• Problem description: Return all of the entries word for word, but omit the pictures they contain.

○ ○ ○ ○ ○ ○ ○

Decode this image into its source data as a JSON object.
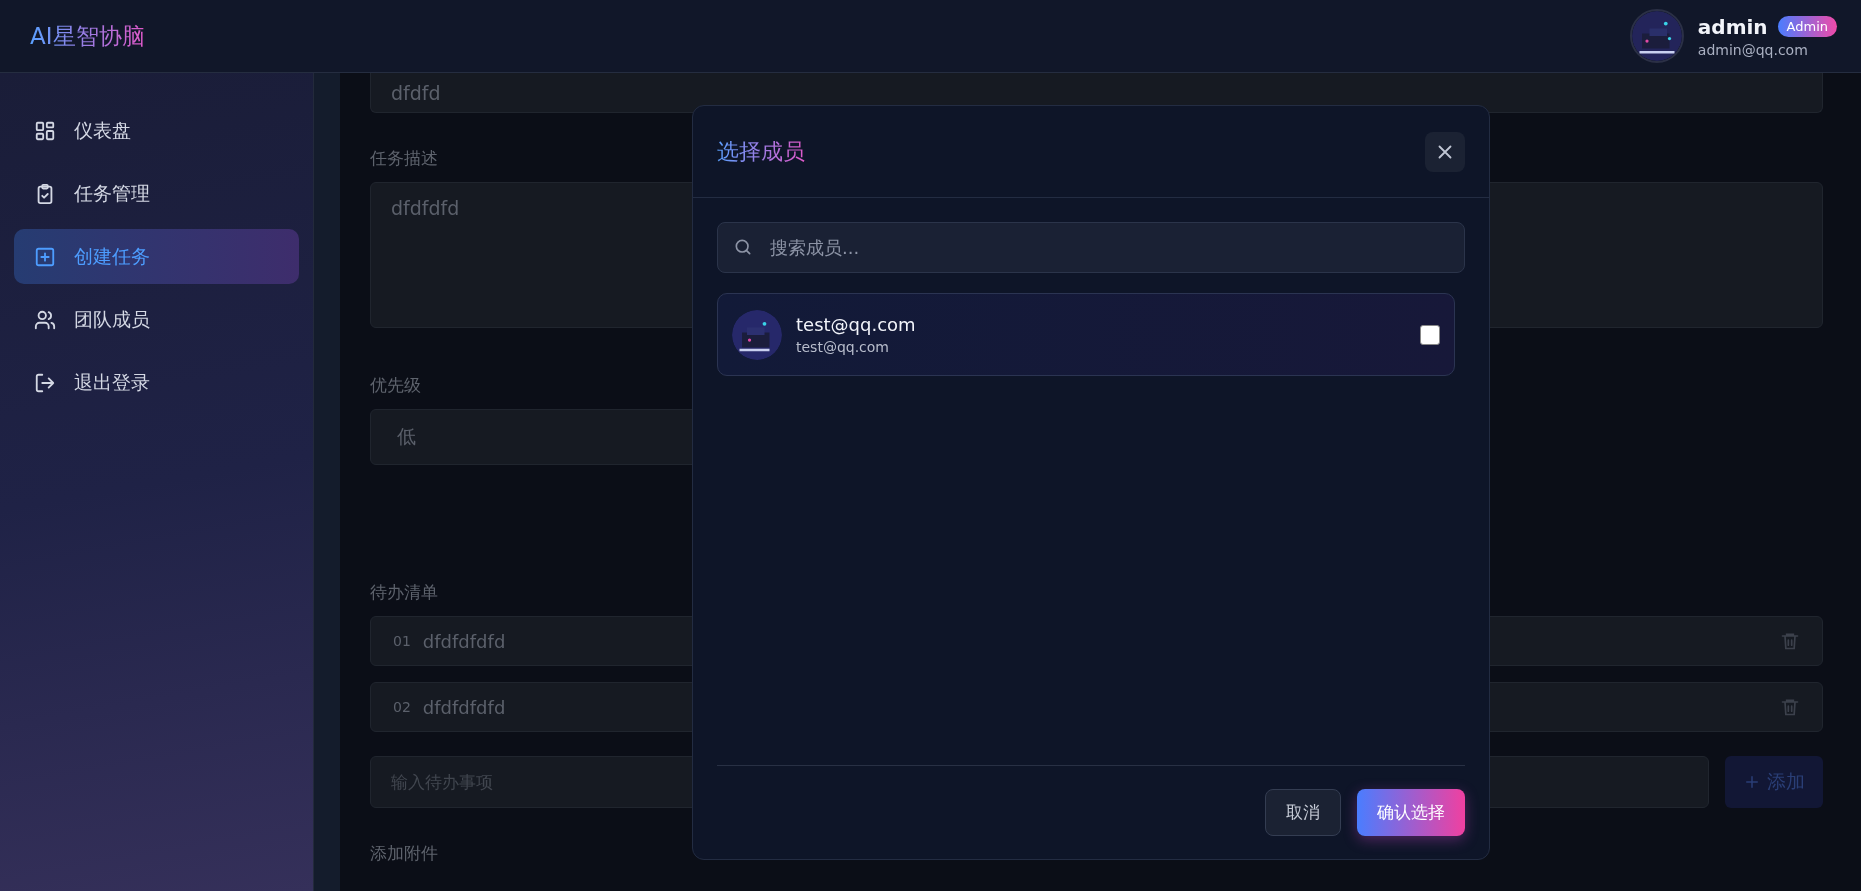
{
  "app": {
    "logo_prefix": "AI",
    "logo": "星智协脑"
  },
  "user": {
    "name": "admin",
    "role": "Admin",
    "email": "admin@qq.com"
  },
  "sidebar": {
    "items": [
      {
        "label": "仪表盘",
        "kind": "grid",
        "selected": false
      },
      {
        "label": "任务管理",
        "kind": "clipboard",
        "selected": false
      },
      {
        "label": "创建任务",
        "kind": "plus",
        "selected": true
      },
      {
        "label": "团队成员",
        "kind": "users",
        "selected": false
      },
      {
        "label": "退出登录",
        "kind": "logout",
        "selected": false
      }
    ]
  },
  "form": {
    "title_value": "dfdfd",
    "description_label": "任务描述",
    "description_value": "dfdfdfd",
    "priority_label": "优先级",
    "priority_value": "低",
    "todo_label": "待办清单",
    "todos": [
      {
        "index": "01",
        "text": "dfdfdfdfd"
      },
      {
        "index": "02",
        "text": "dfdfdfdfd"
      }
    ],
    "todo_placeholder": "输入待办事项",
    "add_button": "添加",
    "attachment_label": "添加附件"
  },
  "modal": {
    "title": "选择成员",
    "search_placeholder": "搜索成员...",
    "members": [
      {
        "name": "test@qq.com",
        "email": "test@qq.com",
        "checked": false
      }
    ],
    "cancel": "取消",
    "confirm": "确认选择"
  }
}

○ ○ ○ ○ ○ ○ ○

• Response to the task:
Decode this image into its source data as a JSON object.
{
  "app": {
    "logo_prefix": "AI",
    "logo": "星智协脑"
  },
  "user": {
    "name": "admin",
    "role": "Admin",
    "email": "admin@qq.com"
  },
  "sidebar": {
    "items": [
      {
        "label": "仪表盘",
        "kind": "grid",
        "selected": false
      },
      {
        "label": "任务管理",
        "kind": "clipboard",
        "selected": false
      },
      {
        "label": "创建任务",
        "kind": "plus",
        "selected": true
      },
      {
        "label": "团队成员",
        "kind": "users",
        "selected": false
      },
      {
        "label": "退出登录",
        "kind": "logout",
        "selected": false
      }
    ]
  },
  "form": {
    "title_value": "dfdfd",
    "description_label": "任务描述",
    "description_value": "dfdfdfd",
    "priority_label": "优先级",
    "priority_value": "低",
    "todo_label": "待办清单",
    "todos": [
      {
        "index": "01",
        "text": "dfdfdfdfd"
      },
      {
        "index": "02",
        "text": "dfdfdfdfd"
      }
    ],
    "todo_placeholder": "输入待办事项",
    "add_button": "添加",
    "attachment_label": "添加附件"
  },
  "modal": {
    "title": "选择成员",
    "search_placeholder": "搜索成员...",
    "members": [
      {
        "name": "test@qq.com",
        "email": "test@qq.com",
        "checked": false
      }
    ],
    "cancel": "取消",
    "confirm": "确认选择"
  }
}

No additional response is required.